• _Information provided_:

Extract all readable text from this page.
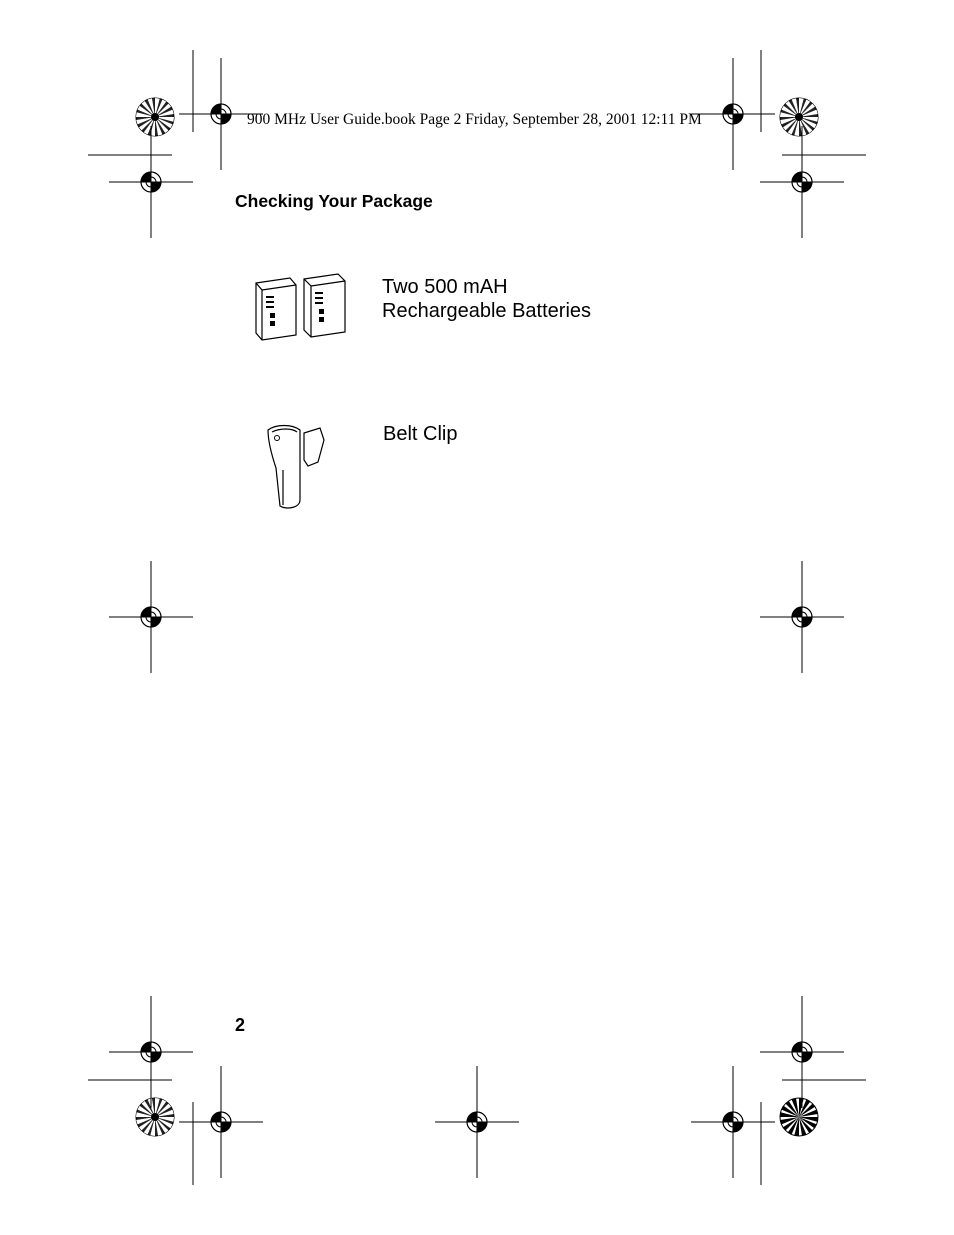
900 MHz User Guide.book Page 2 Friday, September 28, 2001 12:11 PM
Checking Your Package
Two 500 mAH
Rechargeable Batteries
Belt Clip
2
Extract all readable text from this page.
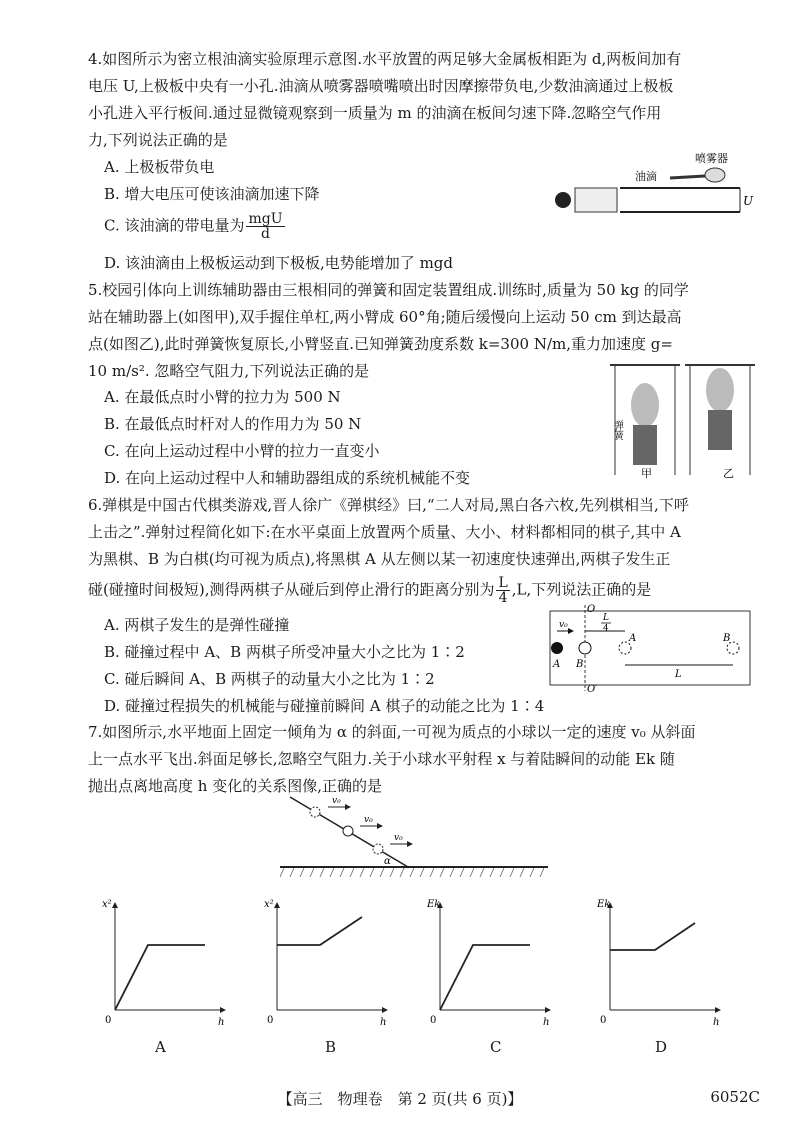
4.如图所示为密立根油滴实验原理示意图.水平放置的两足够大金属板相距为 d,两板间加有

电压 U,上极板中央有一小孔.油滴从喷雾器喷嘴喷出时因摩擦带负电,少数油滴通过上极板

小孔进入平行板间.通过显微镜观察到一质量为 m 的油滴在板间匀速下降.忽略空气作用

力,下列说法正确的是

A. 上极板带负电

B. 增大电压可使该油滴加速下降

C. 该油滴的带电量为 $\frac{\text{mgU}}{d}$

D. 该油滴由上极板运动到下极板,电势能增加了 mgd

油滴
喷雾器
U

5.校园引体向上训练辅助器由三根相同的弹簧和固定装置组成.训练时,质量为 50 kg 的同学

站在辅助器上(如图甲),双手握住单杠,两小臂成 60°角;随后缓慢向上运动 50 cm 到达最高

点(如图乙),此时弹簧恢复原长,小臂竖直.已知弹簧劲度系数 k=300 N/m,重力加速度 g=

10 m/s². 忽略空气阻力,下列说法正确的是

A. 在最低点时小臂的拉力为 500 N

B. 在最低点时杆对人的作用力为 50 N

C. 在向上运动过程中小臂的拉力一直变小

D. 在向上运动过程中人和辅助器组成的系统机械能不变

弹簧
甲	乙

6.弹棋是中国古代棋类游戏,晋人徐广《弹棋经》曰,“二人对局,黑白各六枚,先列棋相当,下呼

上击之”.弹射过程简化如下:在水平桌面上放置两个质量、大小、材料都相同的棋子,其中 A

为黑棋、B 为白棋(均可视为质点),将黑棋 A 从左侧以某一初速度快速弹出,两棋子发生正

碰(碰撞时间极短),测得两棋子从碰后到停止滑行的距离分别为 $\frac{L}{4} ,L$,下列说法正确的是

A. 两棋子发生的是弹性碰撞

B. 碰撞过程中 A、B 两棋子所受冲量大小之比为 1∶2

C. 碰后瞬间 A、B 两棋子的动量大小之比为 1∶2

D. 碰撞过程损失的机械能与碰撞前瞬间 A 棋子的动能之比为 1∶4

O
O′
v₀
A B
A	B
L
4
L

7.如图所示,水平地面上固定一倾角为 α 的斜面,一可视为质点的小球以一定的速度 v₀ 从斜面

上一点水平飞出.斜面足够长,忽略空气阻力.关于小球水平射程 x 与着陆瞬间的动能 Ek 随

抛出点离地高度 h 变化的关系图像,正确的是

v₀
v₀
v₀
α
x²
h
0
A
x²
h
0
B
Ek
h
0
C
Ek
h
0
D
【高三　物理卷　第 2 页(共 6 页)】	6052C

• _Written exercise_:
Copy every line of the data exactly as written, excluding the pictures.

• _Output below_:
Extract all readable text from this page.
900 MHz User Guide.book Page 2 Friday, September 28, 2001 12:11 PM
Checking Your Package
Two 500 mAH
Rechargeable Batteries
Belt Clip
2
Extract all readable text from this page.
4.如图所示为密立根油滴实验原理示意图.水平放置的两足够大金属板相距为 d,两板间加有

电压 U,上极板中央有一小孔.油滴从喷雾器喷嘴喷出时因摩擦带负电,少数油滴通过上极板

小孔进入平行板间.通过显微镜观察到一质量为 m 的油滴在板间匀速下降.忽略空气作用

力,下列说法正确的是

A. 上极板带负电

B. 增大电压可使该油滴加速下降

C. 该油滴的带电量为 $\frac{\text{mgU}}{d}$

D. 该油滴由上极板运动到下极板,电势能增加了 mgd

油滴
喷雾器
U

5.校园引体向上训练辅助器由三根相同的弹簧和固定装置组成.训练时,质量为 50 kg 的同学

站在辅助器上(如图甲),双手握住单杠,两小臂成 60°角;随后缓慢向上运动 50 cm 到达最高

点(如图乙),此时弹簧恢复原长,小臂竖直.已知弹簧劲度系数 k=300 N/m,重力加速度 g=

10 m/s². 忽略空气阻力,下列说法正确的是

A. 在最低点时小臂的拉力为 500 N

B. 在最低点时杆对人的作用力为 50 N

C. 在向上运动过程中小臂的拉力一直变小

D. 在向上运动过程中人和辅助器组成的系统机械能不变

弹簧
甲	乙

6.弹棋是中国古代棋类游戏,晋人徐广《弹棋经》曰,“二人对局,黑白各六枚,先列棋相当,下呼

上击之”.弹射过程简化如下:在水平桌面上放置两个质量、大小、材料都相同的棋子,其中 A

为黑棋、B 为白棋(均可视为质点),将黑棋 A 从左侧以某一初速度快速弹出,两棋子发生正

碰(碰撞时间极短),测得两棋子从碰后到停止滑行的距离分别为 $\frac{L}{4} ,L$,下列说法正确的是

A. 两棋子发生的是弹性碰撞

B. 碰撞过程中 A、B 两棋子所受冲量大小之比为 1∶2

C. 碰后瞬间 A、B 两棋子的动量大小之比为 1∶2

D. 碰撞过程损失的机械能与碰撞前瞬间 A 棋子的动能之比为 1∶4

O
O′
v₀
A B
A	B
L
4
L

7.如图所示,水平地面上固定一倾角为 α 的斜面,一可视为质点的小球以一定的速度 v₀ 从斜面

上一点水平飞出.斜面足够长,忽略空气阻力.关于小球水平射程 x 与着陆瞬间的动能 Ek 随

抛出点离地高度 h 变化的关系图像,正确的是

v₀
v₀
v₀
α
x²
h
0
A
x²
h
0
B
Ek
h
0
C
Ek
h
0
D
【高三　物理卷　第 2 页(共 6 页)】	6052C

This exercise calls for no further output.